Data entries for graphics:
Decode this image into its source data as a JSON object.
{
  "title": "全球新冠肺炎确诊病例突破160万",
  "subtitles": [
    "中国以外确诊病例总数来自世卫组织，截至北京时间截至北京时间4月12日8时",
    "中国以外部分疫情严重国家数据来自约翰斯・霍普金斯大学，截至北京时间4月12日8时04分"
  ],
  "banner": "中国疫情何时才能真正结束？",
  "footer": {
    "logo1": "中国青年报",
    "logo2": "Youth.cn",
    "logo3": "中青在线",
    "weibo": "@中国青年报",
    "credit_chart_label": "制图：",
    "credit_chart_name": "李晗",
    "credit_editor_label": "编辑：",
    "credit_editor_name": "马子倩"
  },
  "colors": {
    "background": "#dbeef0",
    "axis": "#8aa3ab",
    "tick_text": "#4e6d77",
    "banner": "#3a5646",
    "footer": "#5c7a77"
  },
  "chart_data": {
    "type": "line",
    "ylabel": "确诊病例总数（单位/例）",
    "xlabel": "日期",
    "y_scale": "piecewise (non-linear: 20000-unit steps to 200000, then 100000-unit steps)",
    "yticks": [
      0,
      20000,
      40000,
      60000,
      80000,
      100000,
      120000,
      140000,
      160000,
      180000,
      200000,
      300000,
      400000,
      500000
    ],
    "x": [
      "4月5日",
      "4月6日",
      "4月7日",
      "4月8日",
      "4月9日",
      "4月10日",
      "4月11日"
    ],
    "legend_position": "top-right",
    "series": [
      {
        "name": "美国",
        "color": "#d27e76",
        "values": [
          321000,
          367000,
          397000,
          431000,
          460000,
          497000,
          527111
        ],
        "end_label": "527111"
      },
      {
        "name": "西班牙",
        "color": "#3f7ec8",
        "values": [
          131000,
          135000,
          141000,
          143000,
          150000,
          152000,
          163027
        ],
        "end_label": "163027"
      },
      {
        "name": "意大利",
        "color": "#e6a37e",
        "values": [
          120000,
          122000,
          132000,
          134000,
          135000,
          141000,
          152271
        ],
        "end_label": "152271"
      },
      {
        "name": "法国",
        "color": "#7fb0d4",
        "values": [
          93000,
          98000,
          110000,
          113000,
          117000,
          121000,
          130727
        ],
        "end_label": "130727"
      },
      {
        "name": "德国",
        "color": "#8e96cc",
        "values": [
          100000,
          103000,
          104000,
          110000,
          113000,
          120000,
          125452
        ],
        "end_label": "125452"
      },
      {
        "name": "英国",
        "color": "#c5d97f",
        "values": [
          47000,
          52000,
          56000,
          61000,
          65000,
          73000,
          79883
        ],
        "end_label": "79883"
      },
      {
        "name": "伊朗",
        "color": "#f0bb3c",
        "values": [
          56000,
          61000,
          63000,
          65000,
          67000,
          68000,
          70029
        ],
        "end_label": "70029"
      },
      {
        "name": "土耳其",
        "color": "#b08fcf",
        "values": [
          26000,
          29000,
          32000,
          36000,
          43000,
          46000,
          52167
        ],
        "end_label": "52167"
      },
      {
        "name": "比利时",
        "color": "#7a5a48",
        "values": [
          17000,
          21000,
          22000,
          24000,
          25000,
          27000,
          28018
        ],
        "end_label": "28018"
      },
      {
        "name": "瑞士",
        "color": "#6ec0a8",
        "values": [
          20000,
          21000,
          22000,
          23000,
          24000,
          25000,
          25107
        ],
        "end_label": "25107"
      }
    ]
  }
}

WRITTEN EXERCISE -
Output all preceding records character for character.

ANSWER -
Decode this image into its source data as a JSON object.
{
  "title": "全球新冠肺炎确诊病例突破160万",
  "subtitles": [
    "中国以外确诊病例总数来自世卫组织，截至北京时间截至北京时间4月12日8时",
    "中国以外部分疫情严重国家数据来自约翰斯・霍普金斯大学，截至北京时间4月12日8时04分"
  ],
  "banner": "中国疫情何时才能真正结束？",
  "footer": {
    "logo1": "中国青年报",
    "logo2": "Youth.cn",
    "logo3": "中青在线",
    "weibo": "@中国青年报",
    "credit_chart_label": "制图：",
    "credit_chart_name": "李晗",
    "credit_editor_label": "编辑：",
    "credit_editor_name": "马子倩"
  },
  "colors": {
    "background": "#dbeef0",
    "axis": "#8aa3ab",
    "tick_text": "#4e6d77",
    "banner": "#3a5646",
    "footer": "#5c7a77"
  },
  "chart_data": {
    "type": "line",
    "ylabel": "确诊病例总数（单位/例）",
    "xlabel": "日期",
    "y_scale": "piecewise (non-linear: 20000-unit steps to 200000, then 100000-unit steps)",
    "yticks": [
      0,
      20000,
      40000,
      60000,
      80000,
      100000,
      120000,
      140000,
      160000,
      180000,
      200000,
      300000,
      400000,
      500000
    ],
    "x": [
      "4月5日",
      "4月6日",
      "4月7日",
      "4月8日",
      "4月9日",
      "4月10日",
      "4月11日"
    ],
    "legend_position": "top-right",
    "series": [
      {
        "name": "美国",
        "color": "#d27e76",
        "values": [
          321000,
          367000,
          397000,
          431000,
          460000,
          497000,
          527111
        ],
        "end_label": "527111"
      },
      {
        "name": "西班牙",
        "color": "#3f7ec8",
        "values": [
          131000,
          135000,
          141000,
          143000,
          150000,
          152000,
          163027
        ],
        "end_label": "163027"
      },
      {
        "name": "意大利",
        "color": "#e6a37e",
        "values": [
          120000,
          122000,
          132000,
          134000,
          135000,
          141000,
          152271
        ],
        "end_label": "152271"
      },
      {
        "name": "法国",
        "color": "#7fb0d4",
        "values": [
          93000,
          98000,
          110000,
          113000,
          117000,
          121000,
          130727
        ],
        "end_label": "130727"
      },
      {
        "name": "德国",
        "color": "#8e96cc",
        "values": [
          100000,
          103000,
          104000,
          110000,
          113000,
          120000,
          125452
        ],
        "end_label": "125452"
      },
      {
        "name": "英国",
        "color": "#c5d97f",
        "values": [
          47000,
          52000,
          56000,
          61000,
          65000,
          73000,
          79883
        ],
        "end_label": "79883"
      },
      {
        "name": "伊朗",
        "color": "#f0bb3c",
        "values": [
          56000,
          61000,
          63000,
          65000,
          67000,
          68000,
          70029
        ],
        "end_label": "70029"
      },
      {
        "name": "土耳其",
        "color": "#b08fcf",
        "values": [
          26000,
          29000,
          32000,
          36000,
          43000,
          46000,
          52167
        ],
        "end_label": "52167"
      },
      {
        "name": "比利时",
        "color": "#7a5a48",
        "values": [
          17000,
          21000,
          22000,
          24000,
          25000,
          27000,
          28018
        ],
        "end_label": "28018"
      },
      {
        "name": "瑞士",
        "color": "#6ec0a8",
        "values": [
          20000,
          21000,
          22000,
          23000,
          24000,
          25000,
          25107
        ],
        "end_label": "25107"
      }
    ]
  }
}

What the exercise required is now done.